[BEGIN Supplied records]

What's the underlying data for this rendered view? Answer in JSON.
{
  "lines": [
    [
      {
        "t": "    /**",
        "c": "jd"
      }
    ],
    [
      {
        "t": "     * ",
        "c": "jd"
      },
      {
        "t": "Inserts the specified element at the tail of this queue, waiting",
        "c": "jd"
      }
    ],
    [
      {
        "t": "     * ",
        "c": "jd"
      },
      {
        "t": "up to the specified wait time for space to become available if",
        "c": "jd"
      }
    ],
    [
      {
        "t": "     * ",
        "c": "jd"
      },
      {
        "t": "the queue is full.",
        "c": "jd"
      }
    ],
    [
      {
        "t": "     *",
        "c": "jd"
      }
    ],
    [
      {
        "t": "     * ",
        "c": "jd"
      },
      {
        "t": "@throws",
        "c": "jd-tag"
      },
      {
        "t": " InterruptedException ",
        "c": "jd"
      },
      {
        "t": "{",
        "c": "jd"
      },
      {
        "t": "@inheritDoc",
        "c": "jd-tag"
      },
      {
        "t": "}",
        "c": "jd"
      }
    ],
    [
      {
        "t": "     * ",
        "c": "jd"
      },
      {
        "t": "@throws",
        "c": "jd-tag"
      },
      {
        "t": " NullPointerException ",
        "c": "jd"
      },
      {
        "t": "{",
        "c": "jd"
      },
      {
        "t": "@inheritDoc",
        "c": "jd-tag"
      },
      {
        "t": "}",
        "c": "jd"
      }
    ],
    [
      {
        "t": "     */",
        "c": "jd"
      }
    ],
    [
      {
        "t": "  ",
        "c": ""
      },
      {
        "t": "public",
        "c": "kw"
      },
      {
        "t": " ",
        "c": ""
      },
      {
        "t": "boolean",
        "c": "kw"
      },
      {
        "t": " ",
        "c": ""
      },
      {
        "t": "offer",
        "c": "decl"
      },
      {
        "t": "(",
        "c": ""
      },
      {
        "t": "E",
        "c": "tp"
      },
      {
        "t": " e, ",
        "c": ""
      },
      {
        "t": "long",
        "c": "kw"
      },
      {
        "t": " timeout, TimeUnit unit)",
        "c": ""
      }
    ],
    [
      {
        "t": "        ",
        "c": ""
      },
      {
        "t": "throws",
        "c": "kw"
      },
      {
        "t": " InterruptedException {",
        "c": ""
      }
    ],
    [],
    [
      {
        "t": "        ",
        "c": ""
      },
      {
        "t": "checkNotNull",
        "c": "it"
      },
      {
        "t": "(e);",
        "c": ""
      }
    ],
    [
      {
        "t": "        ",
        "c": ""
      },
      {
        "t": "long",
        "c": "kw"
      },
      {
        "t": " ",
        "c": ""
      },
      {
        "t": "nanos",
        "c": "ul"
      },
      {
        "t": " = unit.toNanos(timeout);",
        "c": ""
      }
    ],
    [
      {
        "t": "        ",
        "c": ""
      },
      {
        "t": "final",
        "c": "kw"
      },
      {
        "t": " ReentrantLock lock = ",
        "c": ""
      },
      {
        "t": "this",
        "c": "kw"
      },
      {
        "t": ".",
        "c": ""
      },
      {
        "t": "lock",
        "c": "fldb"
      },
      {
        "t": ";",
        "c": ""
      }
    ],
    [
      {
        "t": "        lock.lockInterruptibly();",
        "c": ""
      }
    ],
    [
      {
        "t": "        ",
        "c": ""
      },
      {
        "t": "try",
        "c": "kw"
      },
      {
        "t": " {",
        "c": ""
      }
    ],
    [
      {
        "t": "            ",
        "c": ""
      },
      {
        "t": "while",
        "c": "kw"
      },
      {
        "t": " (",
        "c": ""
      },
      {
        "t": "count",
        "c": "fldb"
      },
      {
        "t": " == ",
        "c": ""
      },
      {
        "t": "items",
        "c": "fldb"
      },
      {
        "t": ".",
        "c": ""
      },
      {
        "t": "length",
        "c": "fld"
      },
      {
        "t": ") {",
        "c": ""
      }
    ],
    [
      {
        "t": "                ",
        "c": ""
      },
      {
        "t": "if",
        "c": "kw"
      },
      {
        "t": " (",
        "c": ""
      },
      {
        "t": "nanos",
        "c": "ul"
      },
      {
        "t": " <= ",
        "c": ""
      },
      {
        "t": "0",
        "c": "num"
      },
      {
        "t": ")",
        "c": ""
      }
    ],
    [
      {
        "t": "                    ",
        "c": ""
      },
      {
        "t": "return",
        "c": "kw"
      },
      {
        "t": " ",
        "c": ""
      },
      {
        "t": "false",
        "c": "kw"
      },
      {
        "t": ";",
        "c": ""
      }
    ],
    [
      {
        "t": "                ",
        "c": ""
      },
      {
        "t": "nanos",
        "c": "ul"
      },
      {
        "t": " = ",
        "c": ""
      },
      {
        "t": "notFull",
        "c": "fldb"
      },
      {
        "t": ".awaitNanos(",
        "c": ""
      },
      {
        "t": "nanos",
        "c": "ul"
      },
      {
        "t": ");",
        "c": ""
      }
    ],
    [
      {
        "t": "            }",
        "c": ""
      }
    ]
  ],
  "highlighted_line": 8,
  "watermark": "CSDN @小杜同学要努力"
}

[END Supplied records]
[BEGIN Supplied records]

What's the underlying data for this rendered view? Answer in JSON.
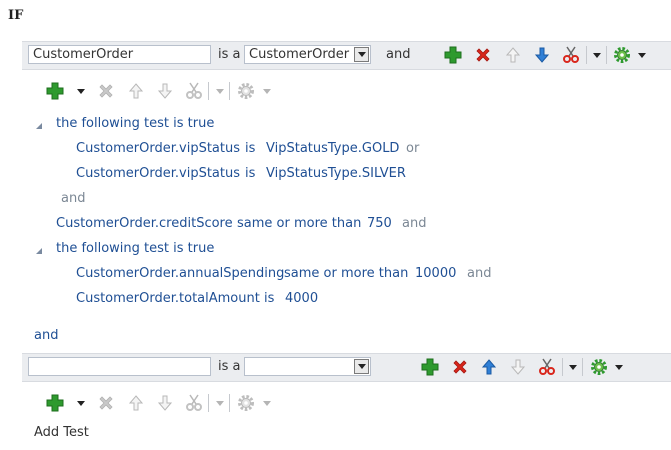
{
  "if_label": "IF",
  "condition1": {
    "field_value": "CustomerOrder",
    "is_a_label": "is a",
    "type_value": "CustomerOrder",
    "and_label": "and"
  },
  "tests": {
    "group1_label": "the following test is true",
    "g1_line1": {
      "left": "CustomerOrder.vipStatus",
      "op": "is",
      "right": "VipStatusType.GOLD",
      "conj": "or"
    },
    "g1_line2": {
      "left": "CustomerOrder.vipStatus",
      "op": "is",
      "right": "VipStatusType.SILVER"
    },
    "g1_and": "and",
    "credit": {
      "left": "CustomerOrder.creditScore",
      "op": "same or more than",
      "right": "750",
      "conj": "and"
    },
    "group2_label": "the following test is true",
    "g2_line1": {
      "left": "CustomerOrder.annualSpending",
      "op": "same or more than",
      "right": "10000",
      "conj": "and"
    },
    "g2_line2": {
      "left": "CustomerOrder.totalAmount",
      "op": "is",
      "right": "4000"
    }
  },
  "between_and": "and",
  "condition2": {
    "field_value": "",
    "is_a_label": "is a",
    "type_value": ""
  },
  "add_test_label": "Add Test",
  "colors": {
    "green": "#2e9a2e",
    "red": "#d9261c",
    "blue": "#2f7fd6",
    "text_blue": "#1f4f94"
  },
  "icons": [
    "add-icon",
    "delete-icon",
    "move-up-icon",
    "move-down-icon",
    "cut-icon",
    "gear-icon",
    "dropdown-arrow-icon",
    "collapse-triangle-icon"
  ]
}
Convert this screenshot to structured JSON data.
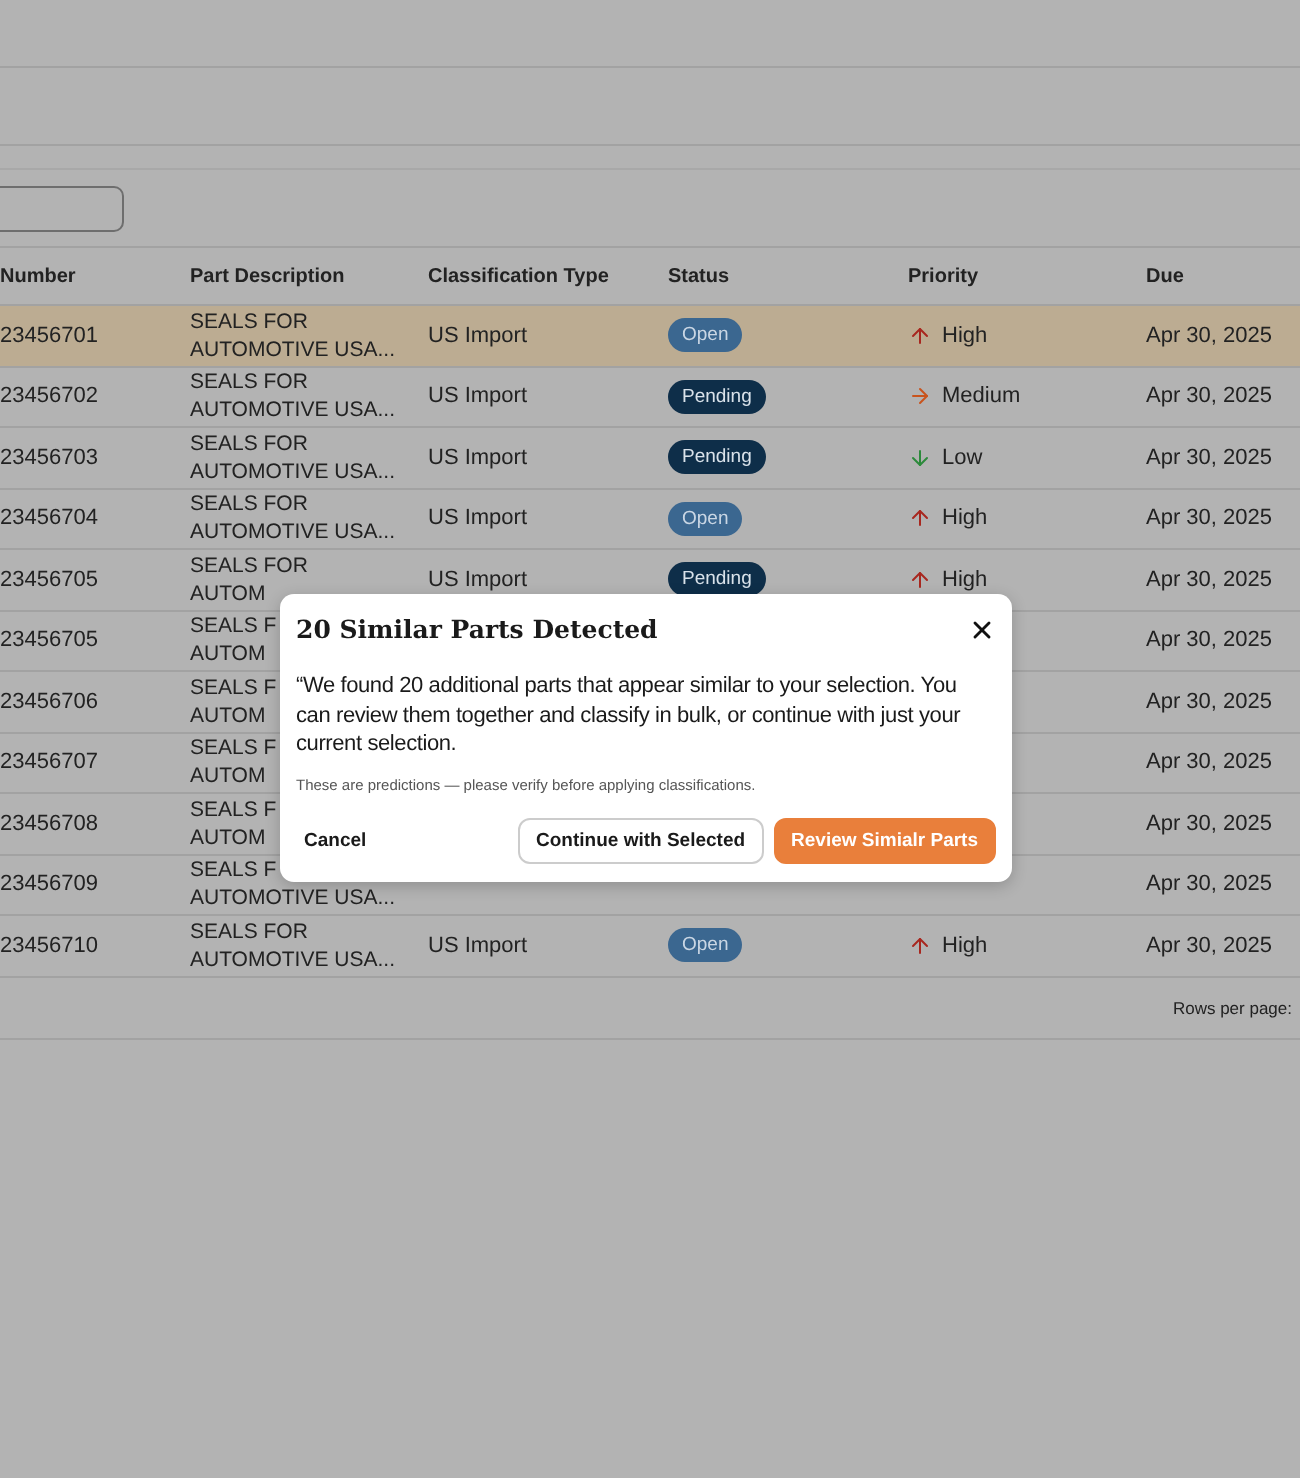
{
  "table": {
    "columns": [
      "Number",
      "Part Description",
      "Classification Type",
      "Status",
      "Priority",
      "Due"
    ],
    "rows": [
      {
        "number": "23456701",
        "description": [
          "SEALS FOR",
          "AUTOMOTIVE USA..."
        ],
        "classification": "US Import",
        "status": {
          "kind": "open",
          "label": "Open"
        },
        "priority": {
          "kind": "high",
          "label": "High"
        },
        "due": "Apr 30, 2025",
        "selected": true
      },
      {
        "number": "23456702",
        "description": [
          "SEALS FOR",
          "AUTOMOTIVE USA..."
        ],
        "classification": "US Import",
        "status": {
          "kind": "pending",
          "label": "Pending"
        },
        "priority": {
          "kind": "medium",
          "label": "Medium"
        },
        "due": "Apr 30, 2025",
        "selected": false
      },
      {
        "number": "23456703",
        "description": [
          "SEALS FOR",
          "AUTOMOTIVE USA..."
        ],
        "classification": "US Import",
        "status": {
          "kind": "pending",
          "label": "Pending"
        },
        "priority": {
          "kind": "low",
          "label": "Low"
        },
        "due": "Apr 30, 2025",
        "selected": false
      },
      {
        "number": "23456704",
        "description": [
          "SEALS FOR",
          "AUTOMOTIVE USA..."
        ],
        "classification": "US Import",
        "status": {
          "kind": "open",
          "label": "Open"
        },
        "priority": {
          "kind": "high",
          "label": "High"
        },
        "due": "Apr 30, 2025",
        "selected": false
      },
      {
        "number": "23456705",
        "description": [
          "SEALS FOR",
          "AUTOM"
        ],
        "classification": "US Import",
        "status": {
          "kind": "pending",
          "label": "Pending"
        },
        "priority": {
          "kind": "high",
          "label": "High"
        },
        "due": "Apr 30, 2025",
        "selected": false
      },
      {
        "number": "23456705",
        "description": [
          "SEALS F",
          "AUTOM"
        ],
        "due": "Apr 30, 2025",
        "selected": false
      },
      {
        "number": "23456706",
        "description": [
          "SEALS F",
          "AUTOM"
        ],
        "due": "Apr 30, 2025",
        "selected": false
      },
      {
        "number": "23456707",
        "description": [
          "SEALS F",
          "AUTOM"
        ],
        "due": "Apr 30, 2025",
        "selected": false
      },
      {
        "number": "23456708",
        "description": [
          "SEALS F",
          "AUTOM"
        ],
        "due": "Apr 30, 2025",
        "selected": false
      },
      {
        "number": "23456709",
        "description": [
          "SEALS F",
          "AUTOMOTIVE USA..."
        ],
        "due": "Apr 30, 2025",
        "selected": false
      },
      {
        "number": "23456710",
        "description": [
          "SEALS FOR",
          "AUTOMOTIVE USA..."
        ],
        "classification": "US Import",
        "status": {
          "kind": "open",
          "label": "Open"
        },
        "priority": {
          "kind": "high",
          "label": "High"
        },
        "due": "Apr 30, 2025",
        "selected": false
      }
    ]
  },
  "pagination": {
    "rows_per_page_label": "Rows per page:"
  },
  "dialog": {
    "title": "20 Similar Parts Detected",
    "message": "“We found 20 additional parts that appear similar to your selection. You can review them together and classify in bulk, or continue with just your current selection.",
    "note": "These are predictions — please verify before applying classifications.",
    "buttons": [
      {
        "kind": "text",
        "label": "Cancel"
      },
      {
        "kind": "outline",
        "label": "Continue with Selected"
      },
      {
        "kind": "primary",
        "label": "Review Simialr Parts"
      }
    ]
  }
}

[END Supplied records]

Using the listing above, pull out all lines that hold the word "with".

The output >>
    "message": "“We found 20 additional parts that appear similar to your selection. You can review them together and classify in bulk, or continue with just your current selection.",
        "label": "Continue with Selected"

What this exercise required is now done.